WHAT YOU NEED TO DO: Repeat the entire listing exactly as written.

Raw records:
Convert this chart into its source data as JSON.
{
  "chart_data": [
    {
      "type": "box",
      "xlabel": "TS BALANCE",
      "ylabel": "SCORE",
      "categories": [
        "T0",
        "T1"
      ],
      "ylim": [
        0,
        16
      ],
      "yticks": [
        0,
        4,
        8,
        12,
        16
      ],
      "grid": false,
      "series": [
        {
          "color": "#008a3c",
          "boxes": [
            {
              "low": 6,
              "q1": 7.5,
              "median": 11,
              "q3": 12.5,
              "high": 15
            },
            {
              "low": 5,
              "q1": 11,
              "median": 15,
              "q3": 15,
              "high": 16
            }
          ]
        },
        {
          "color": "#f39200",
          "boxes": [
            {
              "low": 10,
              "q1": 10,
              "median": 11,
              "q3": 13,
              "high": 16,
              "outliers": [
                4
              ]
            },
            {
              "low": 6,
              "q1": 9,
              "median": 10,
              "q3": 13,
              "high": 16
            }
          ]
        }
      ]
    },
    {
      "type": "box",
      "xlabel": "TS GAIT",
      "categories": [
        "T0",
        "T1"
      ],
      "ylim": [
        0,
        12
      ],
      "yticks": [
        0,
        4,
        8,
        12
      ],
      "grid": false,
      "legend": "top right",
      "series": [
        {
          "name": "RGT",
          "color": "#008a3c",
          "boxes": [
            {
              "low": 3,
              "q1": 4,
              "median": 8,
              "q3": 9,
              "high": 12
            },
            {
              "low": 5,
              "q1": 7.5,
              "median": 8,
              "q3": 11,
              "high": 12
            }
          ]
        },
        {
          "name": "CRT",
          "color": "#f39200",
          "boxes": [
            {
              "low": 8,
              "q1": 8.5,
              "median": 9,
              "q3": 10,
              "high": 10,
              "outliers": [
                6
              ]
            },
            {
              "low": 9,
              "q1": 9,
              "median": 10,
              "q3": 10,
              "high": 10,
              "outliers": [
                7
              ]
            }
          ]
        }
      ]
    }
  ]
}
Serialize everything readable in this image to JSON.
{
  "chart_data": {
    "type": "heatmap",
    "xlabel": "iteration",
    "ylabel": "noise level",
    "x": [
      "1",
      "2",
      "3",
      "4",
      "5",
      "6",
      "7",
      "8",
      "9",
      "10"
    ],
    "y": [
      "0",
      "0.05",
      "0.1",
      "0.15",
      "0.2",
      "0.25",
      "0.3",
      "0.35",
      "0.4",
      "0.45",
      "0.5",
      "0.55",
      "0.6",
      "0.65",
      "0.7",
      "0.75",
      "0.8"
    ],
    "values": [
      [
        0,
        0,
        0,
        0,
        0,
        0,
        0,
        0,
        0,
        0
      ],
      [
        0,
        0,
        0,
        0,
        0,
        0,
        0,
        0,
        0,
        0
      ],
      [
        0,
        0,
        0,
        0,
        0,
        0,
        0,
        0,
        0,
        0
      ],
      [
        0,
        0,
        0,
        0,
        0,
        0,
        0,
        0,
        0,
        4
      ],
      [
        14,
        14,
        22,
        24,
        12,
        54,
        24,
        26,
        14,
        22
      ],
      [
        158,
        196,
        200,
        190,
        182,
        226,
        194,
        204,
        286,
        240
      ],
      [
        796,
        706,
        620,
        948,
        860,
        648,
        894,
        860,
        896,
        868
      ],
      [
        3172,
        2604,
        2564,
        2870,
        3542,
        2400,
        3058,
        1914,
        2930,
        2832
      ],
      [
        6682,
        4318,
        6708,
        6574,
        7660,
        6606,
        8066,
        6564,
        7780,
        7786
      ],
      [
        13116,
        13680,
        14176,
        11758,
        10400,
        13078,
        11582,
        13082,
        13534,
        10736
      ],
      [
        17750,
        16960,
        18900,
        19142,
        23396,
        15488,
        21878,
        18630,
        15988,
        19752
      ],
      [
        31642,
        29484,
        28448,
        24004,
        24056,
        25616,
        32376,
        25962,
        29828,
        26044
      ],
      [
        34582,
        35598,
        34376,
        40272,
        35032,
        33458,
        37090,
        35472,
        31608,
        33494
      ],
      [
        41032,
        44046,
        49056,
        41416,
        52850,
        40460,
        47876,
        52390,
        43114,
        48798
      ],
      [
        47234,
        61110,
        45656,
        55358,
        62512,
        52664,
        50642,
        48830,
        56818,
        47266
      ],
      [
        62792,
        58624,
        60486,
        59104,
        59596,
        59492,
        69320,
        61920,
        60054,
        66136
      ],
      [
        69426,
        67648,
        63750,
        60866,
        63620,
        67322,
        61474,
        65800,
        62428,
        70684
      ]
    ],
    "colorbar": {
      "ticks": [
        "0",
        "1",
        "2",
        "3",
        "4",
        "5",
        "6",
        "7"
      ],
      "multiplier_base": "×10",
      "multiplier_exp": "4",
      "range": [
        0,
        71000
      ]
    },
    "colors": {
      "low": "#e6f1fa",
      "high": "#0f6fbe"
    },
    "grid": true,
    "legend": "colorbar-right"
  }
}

SOLUTION FOR THIS EXERCISE:
Convert this chart into its source data as JSON.
{
  "chart_data": [
    {
      "type": "box",
      "xlabel": "TS BALANCE",
      "ylabel": "SCORE",
      "categories": [
        "T0",
        "T1"
      ],
      "ylim": [
        0,
        16
      ],
      "yticks": [
        0,
        4,
        8,
        12,
        16
      ],
      "grid": false,
      "series": [
        {
          "color": "#008a3c",
          "boxes": [
            {
              "low": 6,
              "q1": 7.5,
              "median": 11,
              "q3": 12.5,
              "high": 15
            },
            {
              "low": 5,
              "q1": 11,
              "median": 15,
              "q3": 15,
              "high": 16
            }
          ]
        },
        {
          "color": "#f39200",
          "boxes": [
            {
              "low": 10,
              "q1": 10,
              "median": 11,
              "q3": 13,
              "high": 16,
              "outliers": [
                4
              ]
            },
            {
              "low": 6,
              "q1": 9,
              "median": 10,
              "q3": 13,
              "high": 16
            }
          ]
        }
      ]
    },
    {
      "type": "box",
      "xlabel": "TS GAIT",
      "categories": [
        "T0",
        "T1"
      ],
      "ylim": [
        0,
        12
      ],
      "yticks": [
        0,
        4,
        8,
        12
      ],
      "grid": false,
      "legend": "top right",
      "series": [
        {
          "name": "RGT",
          "color": "#008a3c",
          "boxes": [
            {
              "low": 3,
              "q1": 4,
              "median": 8,
              "q3": 9,
              "high": 12
            },
            {
              "low": 5,
              "q1": 7.5,
              "median": 8,
              "q3": 11,
              "high": 12
            }
          ]
        },
        {
          "name": "CRT",
          "color": "#f39200",
          "boxes": [
            {
              "low": 8,
              "q1": 8.5,
              "median": 9,
              "q3": 10,
              "high": 10,
              "outliers": [
                6
              ]
            },
            {
              "low": 9,
              "q1": 9,
              "median": 10,
              "q3": 10,
              "high": 10,
              "outliers": [
                7
              ]
            }
          ]
        }
      ]
    }
  ]
}
Serialize everything readable in this image to JSON.
{
  "chart_data": {
    "type": "heatmap",
    "xlabel": "iteration",
    "ylabel": "noise level",
    "x": [
      "1",
      "2",
      "3",
      "4",
      "5",
      "6",
      "7",
      "8",
      "9",
      "10"
    ],
    "y": [
      "0",
      "0.05",
      "0.1",
      "0.15",
      "0.2",
      "0.25",
      "0.3",
      "0.35",
      "0.4",
      "0.45",
      "0.5",
      "0.55",
      "0.6",
      "0.65",
      "0.7",
      "0.75",
      "0.8"
    ],
    "values": [
      [
        0,
        0,
        0,
        0,
        0,
        0,
        0,
        0,
        0,
        0
      ],
      [
        0,
        0,
        0,
        0,
        0,
        0,
        0,
        0,
        0,
        0
      ],
      [
        0,
        0,
        0,
        0,
        0,
        0,
        0,
        0,
        0,
        0
      ],
      [
        0,
        0,
        0,
        0,
        0,
        0,
        0,
        0,
        0,
        4
      ],
      [
        14,
        14,
        22,
        24,
        12,
        54,
        24,
        26,
        14,
        22
      ],
      [
        158,
        196,
        200,
        190,
        182,
        226,
        194,
        204,
        286,
        240
      ],
      [
        796,
        706,
        620,
        948,
        860,
        648,
        894,
        860,
        896,
        868
      ],
      [
        3172,
        2604,
        2564,
        2870,
        3542,
        2400,
        3058,
        1914,
        2930,
        2832
      ],
      [
        6682,
        4318,
        6708,
        6574,
        7660,
        6606,
        8066,
        6564,
        7780,
        7786
      ],
      [
        13116,
        13680,
        14176,
        11758,
        10400,
        13078,
        11582,
        13082,
        13534,
        10736
      ],
      [
        17750,
        16960,
        18900,
        19142,
        23396,
        15488,
        21878,
        18630,
        15988,
        19752
      ],
      [
        31642,
        29484,
        28448,
        24004,
        24056,
        25616,
        32376,
        25962,
        29828,
        26044
      ],
      [
        34582,
        35598,
        34376,
        40272,
        35032,
        33458,
        37090,
        35472,
        31608,
        33494
      ],
      [
        41032,
        44046,
        49056,
        41416,
        52850,
        40460,
        47876,
        52390,
        43114,
        48798
      ],
      [
        47234,
        61110,
        45656,
        55358,
        62512,
        52664,
        50642,
        48830,
        56818,
        47266
      ],
      [
        62792,
        58624,
        60486,
        59104,
        59596,
        59492,
        69320,
        61920,
        60054,
        66136
      ],
      [
        69426,
        67648,
        63750,
        60866,
        63620,
        67322,
        61474,
        65800,
        62428,
        70684
      ]
    ],
    "colorbar": {
      "ticks": [
        "0",
        "1",
        "2",
        "3",
        "4",
        "5",
        "6",
        "7"
      ],
      "multiplier_base": "×10",
      "multiplier_exp": "4",
      "range": [
        0,
        71000
      ]
    },
    "colors": {
      "low": "#e6f1fa",
      "high": "#0f6fbe"
    },
    "grid": true,
    "legend": "colorbar-right"
  }
}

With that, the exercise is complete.